Travail demandé:
Selon le texte fourni, dans quelles régions s'est déroulée la tournée récente de Donald Trump ?

Texte fourni:

□ □ □

LES
NEURONES CONTRE LES GROS BRAS
La tournée
récente de Donald Trump au Moyen-Orient, en Israël et en Europe a mis en
évidence le caractère prédominant de ce Président qui sait s’imposer là où il le
veut, et comme il le veut. Son personnage représente bien le vrai visage d’un
empire qui repose avant tout sur sa puissance financière et militaire.
Cette puissance lui permet de décider ce qui est bien et ce qui est mal pour la
sécurité et les intérêts des États-Unis d’Amérique. Il a le pouvoir d’imposer
des sanctions qui rappellent aux récalcitrants et insoumis que leur sort repose
entre ses mains. Ils n’ont qu’à être gentils et à payer leur dîme annuelle pour
bénéficier de sa protection.

□ □ □

Données extraites:
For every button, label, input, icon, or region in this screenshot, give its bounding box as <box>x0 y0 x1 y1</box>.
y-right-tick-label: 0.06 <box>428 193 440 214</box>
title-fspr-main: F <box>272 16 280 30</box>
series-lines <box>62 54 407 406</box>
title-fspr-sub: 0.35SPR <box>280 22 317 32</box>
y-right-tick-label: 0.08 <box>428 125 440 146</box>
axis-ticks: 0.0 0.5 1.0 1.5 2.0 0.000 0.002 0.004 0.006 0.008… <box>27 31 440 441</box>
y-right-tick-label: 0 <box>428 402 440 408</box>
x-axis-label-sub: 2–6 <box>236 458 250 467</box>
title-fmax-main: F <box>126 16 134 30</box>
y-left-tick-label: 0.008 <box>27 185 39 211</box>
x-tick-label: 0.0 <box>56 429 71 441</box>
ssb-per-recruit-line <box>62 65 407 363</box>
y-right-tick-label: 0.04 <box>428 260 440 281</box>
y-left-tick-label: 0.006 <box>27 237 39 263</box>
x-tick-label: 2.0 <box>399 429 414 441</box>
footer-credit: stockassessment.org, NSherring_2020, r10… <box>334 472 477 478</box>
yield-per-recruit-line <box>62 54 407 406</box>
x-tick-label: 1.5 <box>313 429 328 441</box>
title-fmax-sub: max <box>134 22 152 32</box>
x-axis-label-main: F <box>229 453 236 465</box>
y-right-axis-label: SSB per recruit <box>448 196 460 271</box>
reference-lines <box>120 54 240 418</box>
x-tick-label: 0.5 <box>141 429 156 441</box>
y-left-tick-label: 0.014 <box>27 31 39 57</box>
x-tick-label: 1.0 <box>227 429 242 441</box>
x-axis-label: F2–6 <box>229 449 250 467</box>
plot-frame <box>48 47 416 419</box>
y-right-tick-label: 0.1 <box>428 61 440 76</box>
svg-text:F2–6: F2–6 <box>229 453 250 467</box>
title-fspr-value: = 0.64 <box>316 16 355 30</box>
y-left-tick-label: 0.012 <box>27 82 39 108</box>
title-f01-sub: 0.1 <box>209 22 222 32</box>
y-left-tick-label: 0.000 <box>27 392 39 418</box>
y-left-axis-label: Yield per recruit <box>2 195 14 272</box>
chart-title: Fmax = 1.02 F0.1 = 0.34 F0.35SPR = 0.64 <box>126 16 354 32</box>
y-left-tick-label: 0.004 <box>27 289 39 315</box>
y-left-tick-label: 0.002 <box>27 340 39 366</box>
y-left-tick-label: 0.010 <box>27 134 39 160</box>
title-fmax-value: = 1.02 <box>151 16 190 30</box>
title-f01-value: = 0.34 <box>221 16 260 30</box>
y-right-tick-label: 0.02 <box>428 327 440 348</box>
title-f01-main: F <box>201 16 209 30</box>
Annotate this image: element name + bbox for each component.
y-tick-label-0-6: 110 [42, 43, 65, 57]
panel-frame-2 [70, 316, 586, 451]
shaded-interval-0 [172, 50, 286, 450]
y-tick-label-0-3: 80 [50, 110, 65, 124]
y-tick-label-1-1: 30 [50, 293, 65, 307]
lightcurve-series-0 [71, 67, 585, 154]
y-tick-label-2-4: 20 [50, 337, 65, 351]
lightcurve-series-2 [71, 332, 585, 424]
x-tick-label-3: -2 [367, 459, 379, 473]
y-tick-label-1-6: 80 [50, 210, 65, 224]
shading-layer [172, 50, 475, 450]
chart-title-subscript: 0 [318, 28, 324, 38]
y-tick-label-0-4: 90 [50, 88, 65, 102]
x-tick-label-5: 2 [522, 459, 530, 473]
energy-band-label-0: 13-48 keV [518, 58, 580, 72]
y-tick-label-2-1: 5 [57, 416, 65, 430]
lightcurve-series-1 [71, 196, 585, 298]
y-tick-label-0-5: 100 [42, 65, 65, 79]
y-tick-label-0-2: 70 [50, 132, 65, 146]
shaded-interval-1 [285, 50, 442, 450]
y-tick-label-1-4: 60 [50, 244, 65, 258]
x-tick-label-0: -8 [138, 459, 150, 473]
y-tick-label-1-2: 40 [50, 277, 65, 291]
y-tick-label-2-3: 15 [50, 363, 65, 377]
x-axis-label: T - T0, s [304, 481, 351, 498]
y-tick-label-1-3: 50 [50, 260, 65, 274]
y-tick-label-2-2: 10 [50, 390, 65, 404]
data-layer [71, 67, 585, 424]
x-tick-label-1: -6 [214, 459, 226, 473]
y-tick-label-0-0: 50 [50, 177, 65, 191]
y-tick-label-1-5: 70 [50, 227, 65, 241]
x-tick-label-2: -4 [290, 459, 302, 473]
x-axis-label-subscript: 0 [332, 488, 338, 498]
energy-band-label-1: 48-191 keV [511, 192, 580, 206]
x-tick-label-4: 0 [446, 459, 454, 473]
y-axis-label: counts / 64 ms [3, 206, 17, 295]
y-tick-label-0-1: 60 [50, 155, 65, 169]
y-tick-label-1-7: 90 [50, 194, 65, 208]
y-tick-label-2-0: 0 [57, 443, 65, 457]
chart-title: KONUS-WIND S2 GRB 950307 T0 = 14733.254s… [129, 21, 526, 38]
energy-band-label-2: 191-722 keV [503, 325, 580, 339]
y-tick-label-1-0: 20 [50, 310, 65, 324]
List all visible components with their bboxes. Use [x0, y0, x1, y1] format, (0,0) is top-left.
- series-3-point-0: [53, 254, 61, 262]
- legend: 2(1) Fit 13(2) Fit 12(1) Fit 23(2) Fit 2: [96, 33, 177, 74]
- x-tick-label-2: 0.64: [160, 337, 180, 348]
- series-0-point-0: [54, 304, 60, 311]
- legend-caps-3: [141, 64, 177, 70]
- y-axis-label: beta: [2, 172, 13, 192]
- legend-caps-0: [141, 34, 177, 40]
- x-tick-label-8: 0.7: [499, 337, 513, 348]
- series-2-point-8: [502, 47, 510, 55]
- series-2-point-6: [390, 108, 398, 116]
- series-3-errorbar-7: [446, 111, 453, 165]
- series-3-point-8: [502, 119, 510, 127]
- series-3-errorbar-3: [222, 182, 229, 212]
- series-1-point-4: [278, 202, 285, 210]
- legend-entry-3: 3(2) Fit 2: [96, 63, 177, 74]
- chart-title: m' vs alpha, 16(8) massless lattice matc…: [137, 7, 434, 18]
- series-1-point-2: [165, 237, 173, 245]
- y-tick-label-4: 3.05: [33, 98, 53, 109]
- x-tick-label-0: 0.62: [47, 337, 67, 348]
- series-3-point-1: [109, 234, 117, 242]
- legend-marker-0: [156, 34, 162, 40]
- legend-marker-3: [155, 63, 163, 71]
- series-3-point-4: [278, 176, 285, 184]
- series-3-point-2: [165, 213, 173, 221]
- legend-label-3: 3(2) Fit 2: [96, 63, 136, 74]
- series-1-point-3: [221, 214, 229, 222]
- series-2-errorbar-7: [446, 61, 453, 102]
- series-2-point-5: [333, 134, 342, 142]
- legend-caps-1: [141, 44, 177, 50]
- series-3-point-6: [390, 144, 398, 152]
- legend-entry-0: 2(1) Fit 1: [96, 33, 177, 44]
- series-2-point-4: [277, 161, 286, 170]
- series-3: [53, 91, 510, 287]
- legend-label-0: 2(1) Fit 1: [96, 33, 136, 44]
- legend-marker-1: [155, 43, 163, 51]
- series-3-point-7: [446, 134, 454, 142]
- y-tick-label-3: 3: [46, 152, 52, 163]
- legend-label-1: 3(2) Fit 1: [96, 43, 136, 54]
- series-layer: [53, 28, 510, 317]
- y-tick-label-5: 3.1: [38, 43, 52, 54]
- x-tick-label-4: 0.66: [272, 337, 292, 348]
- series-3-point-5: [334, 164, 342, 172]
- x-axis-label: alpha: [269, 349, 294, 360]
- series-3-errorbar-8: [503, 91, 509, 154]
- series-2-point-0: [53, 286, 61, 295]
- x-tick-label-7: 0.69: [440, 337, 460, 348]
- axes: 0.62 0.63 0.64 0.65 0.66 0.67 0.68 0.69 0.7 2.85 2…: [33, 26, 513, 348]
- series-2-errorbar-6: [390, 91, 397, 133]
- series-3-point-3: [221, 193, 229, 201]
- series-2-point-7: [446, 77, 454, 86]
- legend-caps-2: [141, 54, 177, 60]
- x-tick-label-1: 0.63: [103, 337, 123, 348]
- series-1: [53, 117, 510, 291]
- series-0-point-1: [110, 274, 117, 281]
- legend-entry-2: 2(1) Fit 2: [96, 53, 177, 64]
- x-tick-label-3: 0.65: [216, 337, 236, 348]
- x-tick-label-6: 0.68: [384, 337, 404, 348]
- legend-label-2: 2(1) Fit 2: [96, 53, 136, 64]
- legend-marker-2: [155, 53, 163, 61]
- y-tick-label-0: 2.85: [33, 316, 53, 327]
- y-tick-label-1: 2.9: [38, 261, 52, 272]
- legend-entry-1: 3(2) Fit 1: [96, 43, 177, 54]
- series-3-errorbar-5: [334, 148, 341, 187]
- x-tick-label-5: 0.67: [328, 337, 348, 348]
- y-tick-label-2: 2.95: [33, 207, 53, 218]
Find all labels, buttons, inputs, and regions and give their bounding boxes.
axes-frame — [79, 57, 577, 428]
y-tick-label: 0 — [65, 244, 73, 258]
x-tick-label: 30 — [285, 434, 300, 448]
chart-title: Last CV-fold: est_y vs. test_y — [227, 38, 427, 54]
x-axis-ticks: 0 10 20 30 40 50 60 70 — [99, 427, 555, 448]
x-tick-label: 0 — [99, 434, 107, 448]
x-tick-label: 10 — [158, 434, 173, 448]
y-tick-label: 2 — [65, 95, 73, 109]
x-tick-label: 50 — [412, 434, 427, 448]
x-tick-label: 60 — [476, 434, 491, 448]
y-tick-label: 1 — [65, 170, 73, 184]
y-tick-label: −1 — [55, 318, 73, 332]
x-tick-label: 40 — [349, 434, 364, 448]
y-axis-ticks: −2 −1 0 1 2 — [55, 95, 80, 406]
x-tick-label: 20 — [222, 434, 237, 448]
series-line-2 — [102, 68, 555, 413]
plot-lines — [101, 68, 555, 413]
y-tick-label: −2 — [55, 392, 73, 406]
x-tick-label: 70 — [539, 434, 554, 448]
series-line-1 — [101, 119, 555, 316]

□ □ □

Solution proposée:
Au Moyen-Orient, en Israël et en Europe.